_Work to complete:_
Read the records below and copy each line that contains "prototype".

+++ Data supplied

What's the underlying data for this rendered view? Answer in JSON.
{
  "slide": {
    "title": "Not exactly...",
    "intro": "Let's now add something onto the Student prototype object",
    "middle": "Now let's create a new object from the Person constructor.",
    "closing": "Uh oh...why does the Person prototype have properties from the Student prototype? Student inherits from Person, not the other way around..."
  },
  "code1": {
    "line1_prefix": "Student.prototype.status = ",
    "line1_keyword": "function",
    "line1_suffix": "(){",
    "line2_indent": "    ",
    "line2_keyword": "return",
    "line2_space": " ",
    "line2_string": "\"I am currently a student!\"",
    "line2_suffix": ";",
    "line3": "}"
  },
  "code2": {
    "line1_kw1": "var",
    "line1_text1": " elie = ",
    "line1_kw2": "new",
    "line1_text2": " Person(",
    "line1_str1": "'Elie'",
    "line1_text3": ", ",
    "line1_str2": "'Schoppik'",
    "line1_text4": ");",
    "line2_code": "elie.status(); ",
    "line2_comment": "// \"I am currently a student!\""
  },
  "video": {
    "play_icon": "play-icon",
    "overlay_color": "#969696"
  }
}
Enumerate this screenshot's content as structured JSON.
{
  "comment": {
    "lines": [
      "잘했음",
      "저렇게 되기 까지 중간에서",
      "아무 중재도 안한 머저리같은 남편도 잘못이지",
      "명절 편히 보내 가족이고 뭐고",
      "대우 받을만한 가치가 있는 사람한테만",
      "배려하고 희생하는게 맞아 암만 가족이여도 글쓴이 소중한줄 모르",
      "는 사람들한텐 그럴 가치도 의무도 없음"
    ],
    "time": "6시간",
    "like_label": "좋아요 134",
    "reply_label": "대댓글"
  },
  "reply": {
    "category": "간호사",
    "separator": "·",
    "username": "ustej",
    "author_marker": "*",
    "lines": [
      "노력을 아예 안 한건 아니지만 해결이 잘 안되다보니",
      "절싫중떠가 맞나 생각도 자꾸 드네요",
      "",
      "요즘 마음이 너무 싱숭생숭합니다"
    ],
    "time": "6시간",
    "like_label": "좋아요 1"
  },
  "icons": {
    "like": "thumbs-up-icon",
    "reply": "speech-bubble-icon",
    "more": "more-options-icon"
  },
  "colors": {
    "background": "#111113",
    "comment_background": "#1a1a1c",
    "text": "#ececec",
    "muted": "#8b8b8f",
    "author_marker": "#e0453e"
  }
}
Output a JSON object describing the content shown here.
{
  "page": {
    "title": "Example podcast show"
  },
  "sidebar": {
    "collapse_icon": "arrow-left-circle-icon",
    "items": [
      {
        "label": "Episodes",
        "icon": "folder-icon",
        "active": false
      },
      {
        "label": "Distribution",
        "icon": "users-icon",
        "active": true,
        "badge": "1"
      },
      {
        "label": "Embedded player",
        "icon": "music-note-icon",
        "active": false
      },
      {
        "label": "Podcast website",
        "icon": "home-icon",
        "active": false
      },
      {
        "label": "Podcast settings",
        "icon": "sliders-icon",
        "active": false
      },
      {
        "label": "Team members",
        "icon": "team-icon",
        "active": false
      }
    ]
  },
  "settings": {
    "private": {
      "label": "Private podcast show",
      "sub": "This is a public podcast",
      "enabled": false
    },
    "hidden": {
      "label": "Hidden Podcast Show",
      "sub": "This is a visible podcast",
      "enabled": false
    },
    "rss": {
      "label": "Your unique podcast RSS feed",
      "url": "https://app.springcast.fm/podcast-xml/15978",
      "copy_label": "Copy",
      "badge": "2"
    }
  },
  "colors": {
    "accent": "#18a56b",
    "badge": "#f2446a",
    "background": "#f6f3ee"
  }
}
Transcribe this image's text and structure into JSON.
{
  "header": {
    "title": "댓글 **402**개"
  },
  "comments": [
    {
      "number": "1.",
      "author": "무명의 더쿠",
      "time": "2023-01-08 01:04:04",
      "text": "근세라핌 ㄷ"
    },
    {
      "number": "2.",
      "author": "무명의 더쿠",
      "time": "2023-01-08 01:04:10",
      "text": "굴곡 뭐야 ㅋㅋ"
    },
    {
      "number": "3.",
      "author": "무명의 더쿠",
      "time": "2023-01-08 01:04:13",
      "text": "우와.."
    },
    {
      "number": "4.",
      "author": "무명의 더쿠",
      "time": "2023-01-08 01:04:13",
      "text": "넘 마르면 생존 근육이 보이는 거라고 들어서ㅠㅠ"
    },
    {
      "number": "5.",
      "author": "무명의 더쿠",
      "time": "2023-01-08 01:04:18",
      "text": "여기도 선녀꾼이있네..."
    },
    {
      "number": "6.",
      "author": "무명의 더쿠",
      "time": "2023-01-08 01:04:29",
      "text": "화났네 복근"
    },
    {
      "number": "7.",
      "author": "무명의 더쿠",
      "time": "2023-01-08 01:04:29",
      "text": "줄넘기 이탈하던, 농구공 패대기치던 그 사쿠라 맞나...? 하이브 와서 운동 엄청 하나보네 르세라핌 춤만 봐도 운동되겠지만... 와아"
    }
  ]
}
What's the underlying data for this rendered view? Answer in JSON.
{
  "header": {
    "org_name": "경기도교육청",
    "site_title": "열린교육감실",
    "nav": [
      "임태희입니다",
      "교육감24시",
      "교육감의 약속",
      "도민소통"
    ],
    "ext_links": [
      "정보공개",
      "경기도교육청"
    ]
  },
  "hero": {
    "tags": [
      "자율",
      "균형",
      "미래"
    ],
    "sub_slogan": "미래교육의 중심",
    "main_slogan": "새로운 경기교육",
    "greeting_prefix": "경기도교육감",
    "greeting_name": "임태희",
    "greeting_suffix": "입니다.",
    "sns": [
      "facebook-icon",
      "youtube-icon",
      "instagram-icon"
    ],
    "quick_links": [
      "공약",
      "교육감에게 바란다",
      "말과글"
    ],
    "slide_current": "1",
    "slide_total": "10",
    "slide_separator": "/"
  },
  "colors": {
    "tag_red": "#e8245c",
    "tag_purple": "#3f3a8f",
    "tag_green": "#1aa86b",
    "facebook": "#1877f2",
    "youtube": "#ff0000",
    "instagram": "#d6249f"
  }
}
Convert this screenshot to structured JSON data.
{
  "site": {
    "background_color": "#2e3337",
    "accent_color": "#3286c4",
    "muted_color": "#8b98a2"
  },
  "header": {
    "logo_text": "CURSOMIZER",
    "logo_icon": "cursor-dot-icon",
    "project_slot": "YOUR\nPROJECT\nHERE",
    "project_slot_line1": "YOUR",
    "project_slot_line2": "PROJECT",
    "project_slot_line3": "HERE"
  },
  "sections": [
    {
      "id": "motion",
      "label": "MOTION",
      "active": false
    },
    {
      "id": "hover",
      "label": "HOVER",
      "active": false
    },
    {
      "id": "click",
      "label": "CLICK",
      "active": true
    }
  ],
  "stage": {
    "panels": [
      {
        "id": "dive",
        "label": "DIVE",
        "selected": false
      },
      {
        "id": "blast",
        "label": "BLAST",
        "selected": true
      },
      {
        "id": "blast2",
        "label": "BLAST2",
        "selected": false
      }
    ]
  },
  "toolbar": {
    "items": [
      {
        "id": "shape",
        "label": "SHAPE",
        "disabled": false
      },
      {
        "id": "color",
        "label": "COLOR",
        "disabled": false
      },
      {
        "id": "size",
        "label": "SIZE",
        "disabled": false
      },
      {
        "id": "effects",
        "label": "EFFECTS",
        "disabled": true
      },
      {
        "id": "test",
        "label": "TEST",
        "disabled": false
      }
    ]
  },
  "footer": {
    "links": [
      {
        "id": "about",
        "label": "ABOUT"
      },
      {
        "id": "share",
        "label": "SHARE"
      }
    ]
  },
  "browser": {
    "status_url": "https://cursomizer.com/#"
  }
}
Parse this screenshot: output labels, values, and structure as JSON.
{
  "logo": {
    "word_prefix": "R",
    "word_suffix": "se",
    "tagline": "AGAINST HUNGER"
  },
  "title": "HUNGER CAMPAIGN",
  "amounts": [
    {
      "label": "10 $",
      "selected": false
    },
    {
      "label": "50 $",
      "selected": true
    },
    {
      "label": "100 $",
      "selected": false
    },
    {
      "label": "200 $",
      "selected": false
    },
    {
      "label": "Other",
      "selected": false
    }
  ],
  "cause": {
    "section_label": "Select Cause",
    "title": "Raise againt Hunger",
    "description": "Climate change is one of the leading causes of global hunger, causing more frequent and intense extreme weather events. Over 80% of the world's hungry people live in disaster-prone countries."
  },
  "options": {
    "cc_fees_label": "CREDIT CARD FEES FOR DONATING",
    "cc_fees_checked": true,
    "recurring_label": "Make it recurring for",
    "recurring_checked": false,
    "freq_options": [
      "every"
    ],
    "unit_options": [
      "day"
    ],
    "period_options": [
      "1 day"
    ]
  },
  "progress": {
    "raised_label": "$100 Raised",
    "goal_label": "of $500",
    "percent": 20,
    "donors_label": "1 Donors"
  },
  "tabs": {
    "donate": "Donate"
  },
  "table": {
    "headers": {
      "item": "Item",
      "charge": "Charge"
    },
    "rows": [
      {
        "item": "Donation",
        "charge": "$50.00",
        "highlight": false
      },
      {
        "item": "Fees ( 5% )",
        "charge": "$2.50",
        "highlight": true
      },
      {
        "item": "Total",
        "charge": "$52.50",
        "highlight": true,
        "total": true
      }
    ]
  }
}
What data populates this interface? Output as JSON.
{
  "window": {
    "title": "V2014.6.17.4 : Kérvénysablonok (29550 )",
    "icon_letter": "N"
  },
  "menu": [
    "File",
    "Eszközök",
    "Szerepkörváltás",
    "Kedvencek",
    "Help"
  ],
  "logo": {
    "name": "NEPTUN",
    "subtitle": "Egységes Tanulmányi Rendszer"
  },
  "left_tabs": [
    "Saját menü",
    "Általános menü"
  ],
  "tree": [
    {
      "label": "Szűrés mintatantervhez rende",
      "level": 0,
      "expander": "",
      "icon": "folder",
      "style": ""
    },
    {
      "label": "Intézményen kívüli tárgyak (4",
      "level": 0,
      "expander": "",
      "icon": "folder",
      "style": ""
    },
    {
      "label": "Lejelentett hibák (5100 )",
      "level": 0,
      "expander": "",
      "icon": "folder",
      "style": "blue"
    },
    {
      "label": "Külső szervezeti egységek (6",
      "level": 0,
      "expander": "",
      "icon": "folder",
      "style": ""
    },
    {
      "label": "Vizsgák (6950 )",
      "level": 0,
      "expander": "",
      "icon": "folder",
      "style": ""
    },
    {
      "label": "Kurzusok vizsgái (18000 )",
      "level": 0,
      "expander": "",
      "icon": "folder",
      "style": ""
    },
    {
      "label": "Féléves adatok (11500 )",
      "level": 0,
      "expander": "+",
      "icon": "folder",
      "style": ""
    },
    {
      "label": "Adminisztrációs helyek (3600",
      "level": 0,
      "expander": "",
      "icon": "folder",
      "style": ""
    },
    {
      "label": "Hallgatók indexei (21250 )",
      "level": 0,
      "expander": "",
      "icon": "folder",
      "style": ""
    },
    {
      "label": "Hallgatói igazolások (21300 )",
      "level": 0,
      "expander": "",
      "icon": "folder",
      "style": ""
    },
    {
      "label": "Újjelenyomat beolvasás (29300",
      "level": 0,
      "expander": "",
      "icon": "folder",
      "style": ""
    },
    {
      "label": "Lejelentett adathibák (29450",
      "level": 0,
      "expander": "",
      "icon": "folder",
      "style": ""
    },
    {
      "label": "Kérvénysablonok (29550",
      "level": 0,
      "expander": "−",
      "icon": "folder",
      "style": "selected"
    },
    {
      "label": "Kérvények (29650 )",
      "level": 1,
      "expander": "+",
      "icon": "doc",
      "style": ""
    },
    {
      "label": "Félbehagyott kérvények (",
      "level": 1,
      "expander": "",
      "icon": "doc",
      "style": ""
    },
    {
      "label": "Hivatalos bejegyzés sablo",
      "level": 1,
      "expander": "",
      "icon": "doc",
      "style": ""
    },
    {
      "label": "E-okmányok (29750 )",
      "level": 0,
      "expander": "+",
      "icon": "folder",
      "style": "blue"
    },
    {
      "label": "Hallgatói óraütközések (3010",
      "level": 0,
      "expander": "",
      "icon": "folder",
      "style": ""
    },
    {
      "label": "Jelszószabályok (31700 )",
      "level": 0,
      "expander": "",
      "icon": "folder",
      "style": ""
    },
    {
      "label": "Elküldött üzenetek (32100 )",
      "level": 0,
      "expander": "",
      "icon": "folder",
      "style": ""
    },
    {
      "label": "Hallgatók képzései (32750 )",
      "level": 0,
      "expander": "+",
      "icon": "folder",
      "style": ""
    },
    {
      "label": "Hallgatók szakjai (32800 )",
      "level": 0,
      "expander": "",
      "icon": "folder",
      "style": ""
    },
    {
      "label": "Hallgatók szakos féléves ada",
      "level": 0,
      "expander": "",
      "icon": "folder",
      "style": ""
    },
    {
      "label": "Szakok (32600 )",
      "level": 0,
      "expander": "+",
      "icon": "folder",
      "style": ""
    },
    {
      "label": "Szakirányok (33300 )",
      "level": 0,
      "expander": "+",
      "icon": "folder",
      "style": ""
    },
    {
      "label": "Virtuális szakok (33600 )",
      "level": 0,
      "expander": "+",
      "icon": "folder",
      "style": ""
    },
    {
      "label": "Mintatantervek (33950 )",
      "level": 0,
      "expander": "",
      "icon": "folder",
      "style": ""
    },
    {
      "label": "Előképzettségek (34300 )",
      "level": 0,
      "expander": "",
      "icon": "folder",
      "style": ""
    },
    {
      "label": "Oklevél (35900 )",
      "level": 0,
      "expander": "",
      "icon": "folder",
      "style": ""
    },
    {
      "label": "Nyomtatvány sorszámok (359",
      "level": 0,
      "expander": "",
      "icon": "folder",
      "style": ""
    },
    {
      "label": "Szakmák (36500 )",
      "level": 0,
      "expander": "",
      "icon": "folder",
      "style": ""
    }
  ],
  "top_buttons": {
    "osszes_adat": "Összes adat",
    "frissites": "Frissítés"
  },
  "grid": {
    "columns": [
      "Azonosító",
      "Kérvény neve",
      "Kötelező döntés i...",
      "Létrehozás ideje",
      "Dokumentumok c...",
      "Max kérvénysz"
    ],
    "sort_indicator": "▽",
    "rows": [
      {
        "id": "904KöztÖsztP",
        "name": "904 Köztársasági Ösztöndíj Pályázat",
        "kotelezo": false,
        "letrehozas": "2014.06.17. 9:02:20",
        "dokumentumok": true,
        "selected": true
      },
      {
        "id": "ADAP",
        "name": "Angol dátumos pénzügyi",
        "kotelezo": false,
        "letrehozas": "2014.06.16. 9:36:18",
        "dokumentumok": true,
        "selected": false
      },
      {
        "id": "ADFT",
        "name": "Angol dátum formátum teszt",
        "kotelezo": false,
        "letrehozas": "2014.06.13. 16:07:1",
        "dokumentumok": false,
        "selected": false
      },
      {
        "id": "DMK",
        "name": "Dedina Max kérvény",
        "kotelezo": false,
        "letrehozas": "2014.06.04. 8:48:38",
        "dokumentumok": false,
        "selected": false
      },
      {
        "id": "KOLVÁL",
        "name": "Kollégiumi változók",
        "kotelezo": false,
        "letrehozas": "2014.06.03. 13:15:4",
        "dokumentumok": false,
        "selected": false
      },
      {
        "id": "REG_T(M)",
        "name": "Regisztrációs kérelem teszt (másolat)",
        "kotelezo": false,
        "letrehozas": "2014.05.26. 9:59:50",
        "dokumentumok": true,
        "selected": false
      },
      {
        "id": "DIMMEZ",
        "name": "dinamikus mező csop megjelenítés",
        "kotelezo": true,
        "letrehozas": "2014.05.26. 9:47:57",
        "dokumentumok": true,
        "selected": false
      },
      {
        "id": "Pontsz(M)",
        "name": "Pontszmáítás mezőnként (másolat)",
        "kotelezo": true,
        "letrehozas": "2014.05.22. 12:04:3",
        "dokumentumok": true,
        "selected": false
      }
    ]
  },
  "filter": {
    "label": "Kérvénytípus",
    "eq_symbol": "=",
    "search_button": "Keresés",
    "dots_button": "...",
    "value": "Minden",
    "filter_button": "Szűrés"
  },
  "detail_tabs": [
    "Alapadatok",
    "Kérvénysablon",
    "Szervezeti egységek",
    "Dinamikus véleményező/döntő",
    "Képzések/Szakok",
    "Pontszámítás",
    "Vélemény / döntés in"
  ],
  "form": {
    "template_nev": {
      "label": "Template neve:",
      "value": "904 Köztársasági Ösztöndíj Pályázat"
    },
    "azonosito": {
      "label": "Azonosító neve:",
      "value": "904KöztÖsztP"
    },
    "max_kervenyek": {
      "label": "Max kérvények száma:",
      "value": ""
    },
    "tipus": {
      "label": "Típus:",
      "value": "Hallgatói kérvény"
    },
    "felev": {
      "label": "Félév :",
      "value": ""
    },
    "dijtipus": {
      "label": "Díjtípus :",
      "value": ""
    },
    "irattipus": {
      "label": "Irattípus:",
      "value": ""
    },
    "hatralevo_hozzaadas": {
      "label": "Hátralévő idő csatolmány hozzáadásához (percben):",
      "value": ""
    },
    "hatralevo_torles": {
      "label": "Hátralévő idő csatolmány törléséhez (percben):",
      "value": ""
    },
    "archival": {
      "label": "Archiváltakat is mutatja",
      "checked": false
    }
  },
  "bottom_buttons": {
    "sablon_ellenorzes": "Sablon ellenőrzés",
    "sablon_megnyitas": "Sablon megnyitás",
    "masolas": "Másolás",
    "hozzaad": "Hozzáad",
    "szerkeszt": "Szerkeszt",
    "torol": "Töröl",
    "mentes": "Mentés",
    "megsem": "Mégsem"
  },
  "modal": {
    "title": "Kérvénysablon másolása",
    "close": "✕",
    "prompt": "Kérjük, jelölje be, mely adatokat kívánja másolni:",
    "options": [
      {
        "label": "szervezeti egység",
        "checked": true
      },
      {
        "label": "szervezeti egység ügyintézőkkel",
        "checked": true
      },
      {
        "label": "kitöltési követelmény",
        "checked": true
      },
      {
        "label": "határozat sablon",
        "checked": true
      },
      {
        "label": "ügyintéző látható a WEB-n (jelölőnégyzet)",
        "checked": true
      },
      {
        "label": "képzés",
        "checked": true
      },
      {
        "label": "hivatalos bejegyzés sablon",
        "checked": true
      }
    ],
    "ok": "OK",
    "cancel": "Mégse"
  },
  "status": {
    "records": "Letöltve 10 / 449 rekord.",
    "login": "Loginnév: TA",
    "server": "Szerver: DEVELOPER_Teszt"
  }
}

++++++

_Task response:_
    "intro": "Let's now add something onto the Student prototype object",
    "closing": "Uh oh...why does the Person prototype have properties from the Student prototype? Student inherits from Person, not the other way around..."
    "line1_prefix": "Student.prototype.status = ",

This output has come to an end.